**What the exercise asks**
Report the count of lines containing the word "Sent" in the entries below, and nothing more.

** start **

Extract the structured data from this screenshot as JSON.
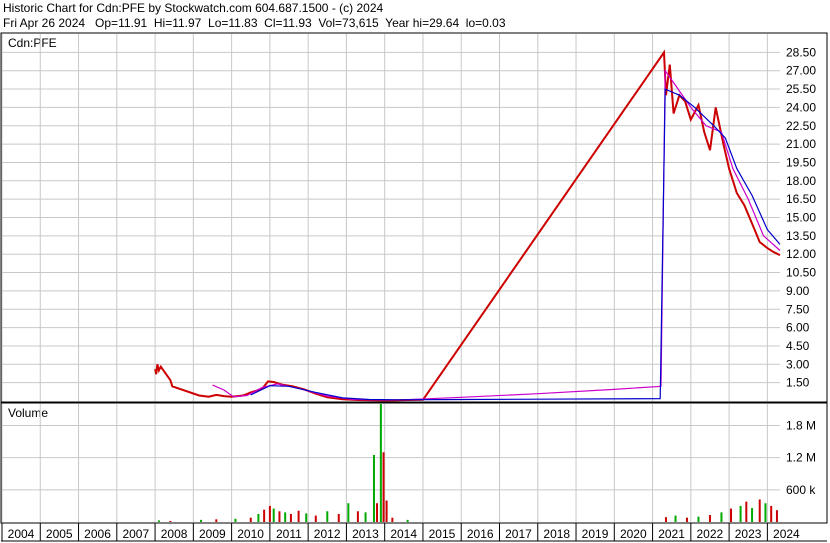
{
  "header": {
    "line1": "Historic Chart for Cdn:PFE by Stockwatch.com 604.687.1500 - (c) 2024",
    "line2": "Fri Apr 26 2024   Op=11.91  Hi=11.97  Lo=11.83  Cl=11.93  Vol=73,615  Year hi=29.64  lo=0.03"
  },
  "chart_data": [
    {
      "type": "line",
      "title": "Cdn:PFE",
      "y_ticks": [
        "28.50",
        "27.00",
        "25.50",
        "24.00",
        "22.50",
        "21.00",
        "19.50",
        "18.00",
        "16.50",
        "15.00",
        "13.50",
        "12.00",
        "10.50",
        "9.00",
        "7.50",
        "6.00",
        "4.50",
        "3.00",
        "1.50"
      ],
      "ylim": [
        0,
        30
      ],
      "x_years": [
        "2004",
        "2005",
        "2006",
        "2007",
        "2008",
        "2009",
        "2010",
        "2011",
        "2012",
        "2013",
        "2014",
        "2015",
        "2016",
        "2017",
        "2018",
        "2019",
        "2020",
        "2021",
        "2022",
        "2023",
        "2024"
      ],
      "xlim": [
        2004,
        2024.33
      ],
      "grid": true,
      "series": [
        {
          "color": "#cc0000",
          "points": [
            [
              2008.0,
              2.6
            ],
            [
              2008.03,
              2.2
            ],
            [
              2008.06,
              3.0
            ],
            [
              2008.1,
              2.5
            ],
            [
              2008.15,
              2.8
            ],
            [
              2008.4,
              1.7
            ],
            [
              2008.45,
              1.2
            ],
            [
              2009.15,
              0.45
            ],
            [
              2009.4,
              0.35
            ],
            [
              2009.6,
              0.5
            ],
            [
              2009.8,
              0.4
            ],
            [
              2010.0,
              0.35
            ],
            [
              2010.3,
              0.45
            ],
            [
              2010.5,
              0.7
            ],
            [
              2010.8,
              1.0
            ],
            [
              2010.95,
              1.6
            ],
            [
              2011.1,
              1.55
            ],
            [
              2011.3,
              1.35
            ],
            [
              2011.6,
              1.2
            ],
            [
              2011.9,
              0.95
            ],
            [
              2012.2,
              0.6
            ],
            [
              2012.5,
              0.3
            ],
            [
              2012.9,
              0.15
            ],
            [
              2013.3,
              0.08
            ],
            [
              2013.7,
              0.06
            ],
            [
              2014.2,
              0.05
            ],
            [
              2014.6,
              0.08
            ],
            [
              2015.0,
              0.1
            ],
            [
              2021.3,
              28.5
            ],
            [
              2021.35,
              25.0
            ],
            [
              2021.45,
              27.5
            ],
            [
              2021.55,
              23.5
            ],
            [
              2021.7,
              25.0
            ],
            [
              2021.85,
              24.5
            ],
            [
              2022.0,
              23.0
            ],
            [
              2022.2,
              24.2
            ],
            [
              2022.35,
              22.0
            ],
            [
              2022.5,
              20.5
            ],
            [
              2022.65,
              24.0
            ],
            [
              2022.85,
              21.0
            ],
            [
              2023.0,
              19.0
            ],
            [
              2023.2,
              17.0
            ],
            [
              2023.4,
              16.0
            ],
            [
              2023.6,
              14.5
            ],
            [
              2023.8,
              13.0
            ],
            [
              2024.0,
              12.5
            ],
            [
              2024.15,
              12.2
            ],
            [
              2024.33,
              11.93
            ]
          ]
        },
        {
          "color": "#cc00cc",
          "points": [
            [
              2009.5,
              1.3
            ],
            [
              2009.8,
              0.9
            ],
            [
              2010.05,
              0.35
            ],
            [
              2010.4,
              0.45
            ],
            [
              2010.8,
              1.1
            ],
            [
              2011.2,
              1.4
            ],
            [
              2011.8,
              1.0
            ],
            [
              2012.5,
              0.4
            ],
            [
              2013.2,
              0.12
            ],
            [
              2014.0,
              0.08
            ],
            [
              2014.5,
              0.1
            ],
            [
              2016.0,
              0.3
            ],
            [
              2018.0,
              0.6
            ],
            [
              2020.0,
              0.95
            ],
            [
              2021.22,
              1.2
            ],
            [
              2021.33,
              27.0
            ],
            [
              2021.6,
              25.8
            ],
            [
              2022.0,
              24.0
            ],
            [
              2022.4,
              22.5
            ],
            [
              2022.8,
              22.0
            ],
            [
              2023.1,
              19.0
            ],
            [
              2023.5,
              16.5
            ],
            [
              2023.9,
              13.5
            ],
            [
              2024.33,
              12.3
            ]
          ]
        },
        {
          "color": "#0000cc",
          "points": [
            [
              2010.5,
              0.5
            ],
            [
              2011.0,
              1.25
            ],
            [
              2011.5,
              1.2
            ],
            [
              2012.2,
              0.7
            ],
            [
              2012.9,
              0.25
            ],
            [
              2013.6,
              0.12
            ],
            [
              2014.3,
              0.1
            ],
            [
              2016.0,
              0.12
            ],
            [
              2018.0,
              0.15
            ],
            [
              2021.2,
              0.2
            ],
            [
              2021.33,
              25.5
            ],
            [
              2021.7,
              25.0
            ],
            [
              2022.1,
              24.0
            ],
            [
              2022.6,
              22.5
            ],
            [
              2022.9,
              21.5
            ],
            [
              2023.2,
              19.0
            ],
            [
              2023.6,
              16.8
            ],
            [
              2024.0,
              14.0
            ],
            [
              2024.33,
              12.8
            ]
          ]
        }
      ]
    },
    {
      "type": "bar",
      "title": "Volume",
      "y_ticks": [
        "1.8 M",
        "1.2 M",
        "600 k"
      ],
      "ylim": [
        0,
        2200000
      ],
      "xlim": [
        2004,
        2024.33
      ],
      "grid": true,
      "bars": [
        {
          "x": 2008.1,
          "v": 30000,
          "c": "#00aa00"
        },
        {
          "x": 2008.4,
          "v": 20000,
          "c": "#cc0000"
        },
        {
          "x": 2009.2,
          "v": 40000,
          "c": "#00aa00"
        },
        {
          "x": 2009.6,
          "v": 50000,
          "c": "#cc0000"
        },
        {
          "x": 2010.1,
          "v": 60000,
          "c": "#00aa00"
        },
        {
          "x": 2010.5,
          "v": 80000,
          "c": "#cc0000"
        },
        {
          "x": 2010.7,
          "v": 150000,
          "c": "#00aa00"
        },
        {
          "x": 2010.85,
          "v": 230000,
          "c": "#cc0000"
        },
        {
          "x": 2011.0,
          "v": 300000,
          "c": "#cc0000"
        },
        {
          "x": 2011.1,
          "v": 250000,
          "c": "#00aa00"
        },
        {
          "x": 2011.25,
          "v": 200000,
          "c": "#cc0000"
        },
        {
          "x": 2011.4,
          "v": 180000,
          "c": "#00aa00"
        },
        {
          "x": 2011.55,
          "v": 150000,
          "c": "#cc0000"
        },
        {
          "x": 2011.75,
          "v": 210000,
          "c": "#cc0000"
        },
        {
          "x": 2011.95,
          "v": 160000,
          "c": "#00aa00"
        },
        {
          "x": 2012.2,
          "v": 120000,
          "c": "#cc0000"
        },
        {
          "x": 2012.5,
          "v": 200000,
          "c": "#00aa00"
        },
        {
          "x": 2012.8,
          "v": 150000,
          "c": "#cc0000"
        },
        {
          "x": 2013.05,
          "v": 350000,
          "c": "#00aa00"
        },
        {
          "x": 2013.3,
          "v": 200000,
          "c": "#cc0000"
        },
        {
          "x": 2013.5,
          "v": 180000,
          "c": "#00aa00"
        },
        {
          "x": 2013.72,
          "v": 1250000,
          "c": "#00aa00"
        },
        {
          "x": 2013.8,
          "v": 350000,
          "c": "#cc0000"
        },
        {
          "x": 2013.9,
          "v": 2200000,
          "c": "#00aa00"
        },
        {
          "x": 2013.97,
          "v": 1300000,
          "c": "#cc0000"
        },
        {
          "x": 2014.05,
          "v": 400000,
          "c": "#cc0000"
        },
        {
          "x": 2014.2,
          "v": 80000,
          "c": "#cc0000"
        },
        {
          "x": 2014.6,
          "v": 40000,
          "c": "#00aa00"
        },
        {
          "x": 2021.35,
          "v": 90000,
          "c": "#cc0000"
        },
        {
          "x": 2021.6,
          "v": 120000,
          "c": "#00aa00"
        },
        {
          "x": 2021.9,
          "v": 80000,
          "c": "#cc0000"
        },
        {
          "x": 2022.2,
          "v": 100000,
          "c": "#00aa00"
        },
        {
          "x": 2022.5,
          "v": 130000,
          "c": "#cc0000"
        },
        {
          "x": 2022.8,
          "v": 180000,
          "c": "#00aa00"
        },
        {
          "x": 2023.05,
          "v": 250000,
          "c": "#cc0000"
        },
        {
          "x": 2023.3,
          "v": 300000,
          "c": "#00aa00"
        },
        {
          "x": 2023.45,
          "v": 380000,
          "c": "#cc0000"
        },
        {
          "x": 2023.6,
          "v": 260000,
          "c": "#00aa00"
        },
        {
          "x": 2023.8,
          "v": 420000,
          "c": "#cc0000"
        },
        {
          "x": 2023.95,
          "v": 350000,
          "c": "#00aa00"
        },
        {
          "x": 2024.1,
          "v": 300000,
          "c": "#cc0000"
        },
        {
          "x": 2024.25,
          "v": 220000,
          "c": "#cc0000"
        }
      ]
    }
  ]
}
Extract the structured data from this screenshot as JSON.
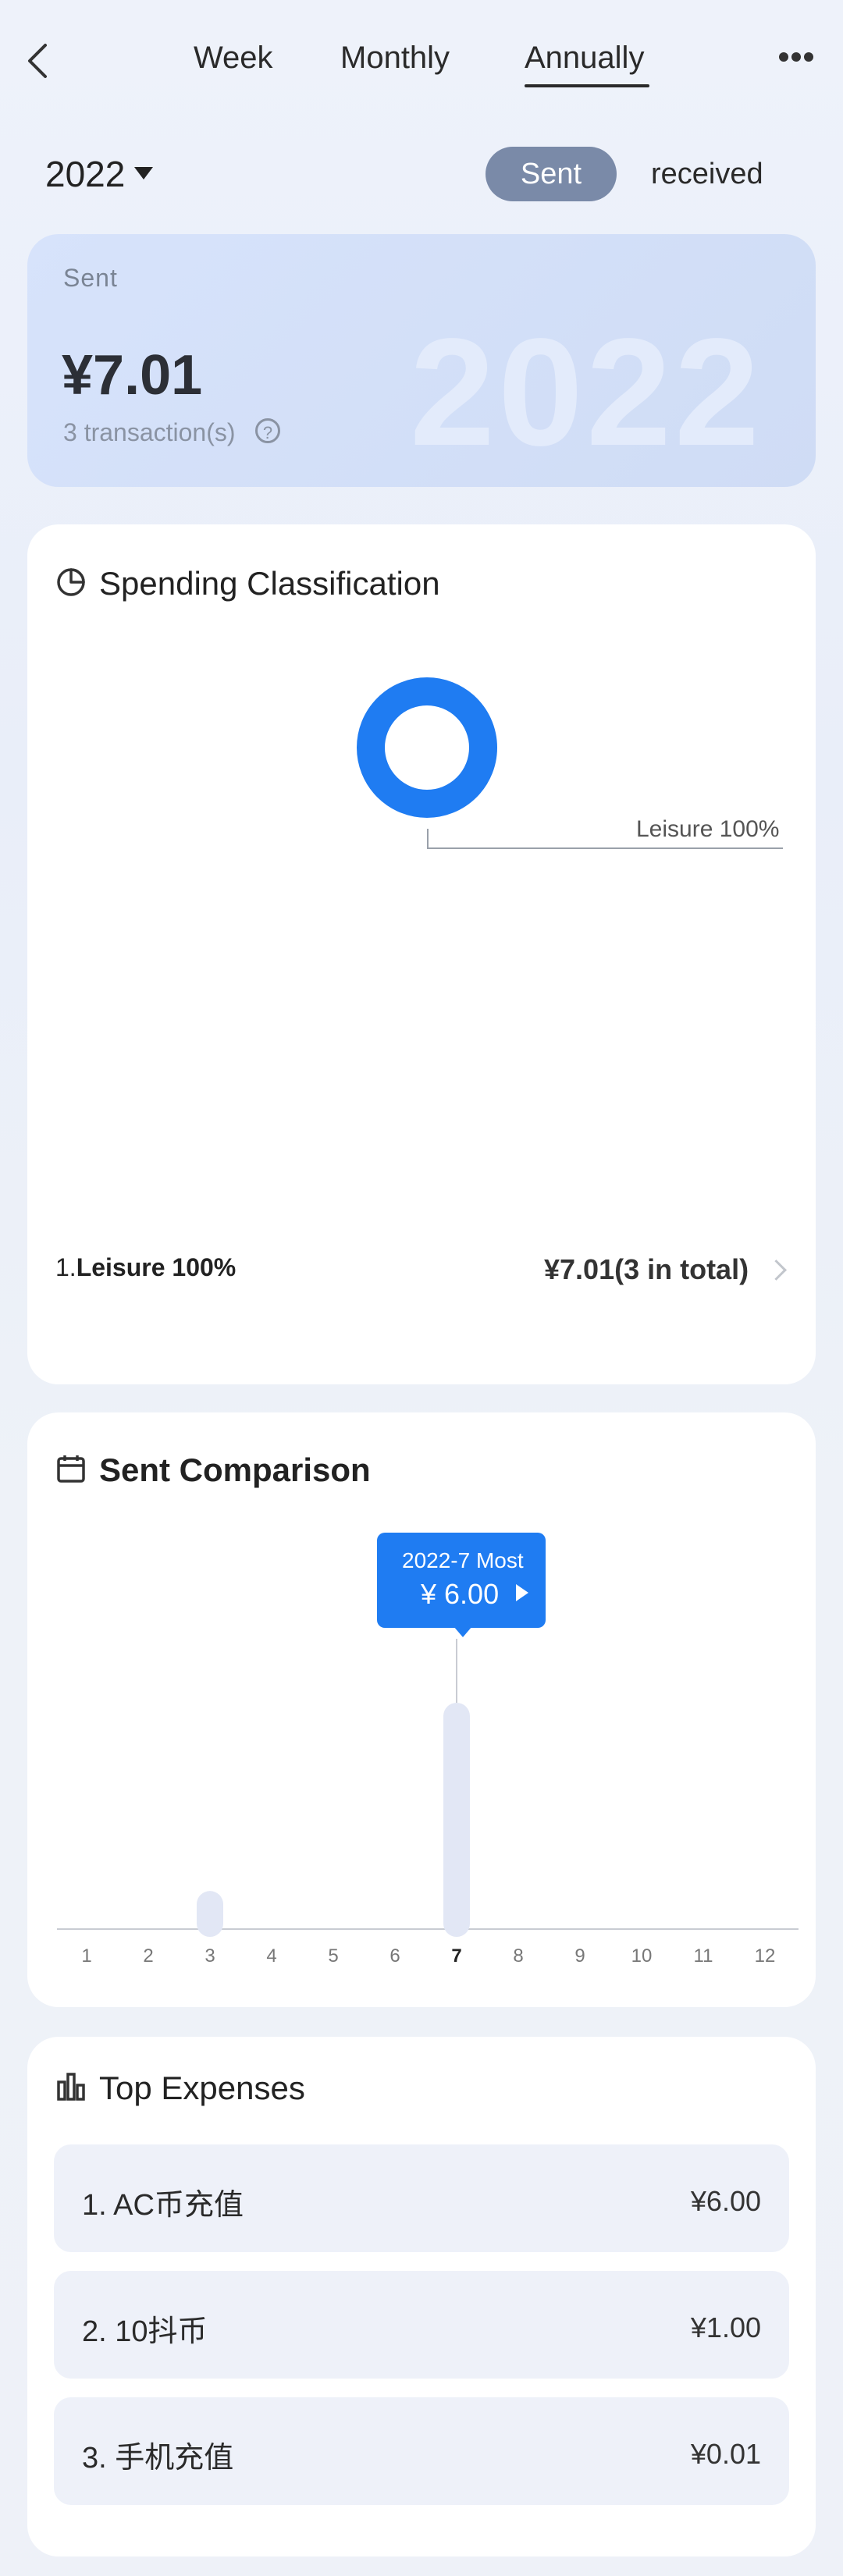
{
  "topbar": {
    "tabs": [
      "Week",
      "Monthly",
      "Annually"
    ],
    "active_tab": "Annually"
  },
  "filter": {
    "year": "2022",
    "sent_label": "Sent",
    "received_label": "received"
  },
  "summary": {
    "label": "Sent",
    "amount": "¥7.01",
    "count": "3 transaction(s)",
    "watermark": "2022"
  },
  "classification": {
    "title": "Spending Classification",
    "donut_label": "Leisure 100%",
    "legend_prefix": "1.",
    "legend_name": "Leisure 100%",
    "legend_total": "¥7.01(3 in total)",
    "chart_data": {
      "type": "pie",
      "slices": [
        {
          "label": "Leisure",
          "value": 100
        }
      ]
    }
  },
  "comparison": {
    "title": "Sent Comparison",
    "tooltip_title": "2022-7 Most",
    "tooltip_value": "¥ 6.00",
    "chart_data": {
      "type": "bar",
      "categories": [
        "1",
        "2",
        "3",
        "4",
        "5",
        "6",
        "7",
        "8",
        "9",
        "10",
        "11",
        "12"
      ],
      "values": [
        0,
        0,
        1.01,
        0,
        0,
        0,
        6.0,
        0,
        0,
        0,
        0,
        0
      ],
      "highlight": "7",
      "ylim": [
        0,
        6.5
      ]
    }
  },
  "top_expenses": {
    "title": "Top Expenses",
    "items": [
      {
        "name": "1. AC币充值",
        "amount": "¥6.00"
      },
      {
        "name": "2. 10抖币",
        "amount": "¥1.00"
      },
      {
        "name": "3. 手机充值",
        "amount": "¥0.01"
      }
    ]
  },
  "colors": {
    "accent": "#1f7cf2",
    "bar": "#e2e7f5"
  }
}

** end **

**Solution for this problem**
3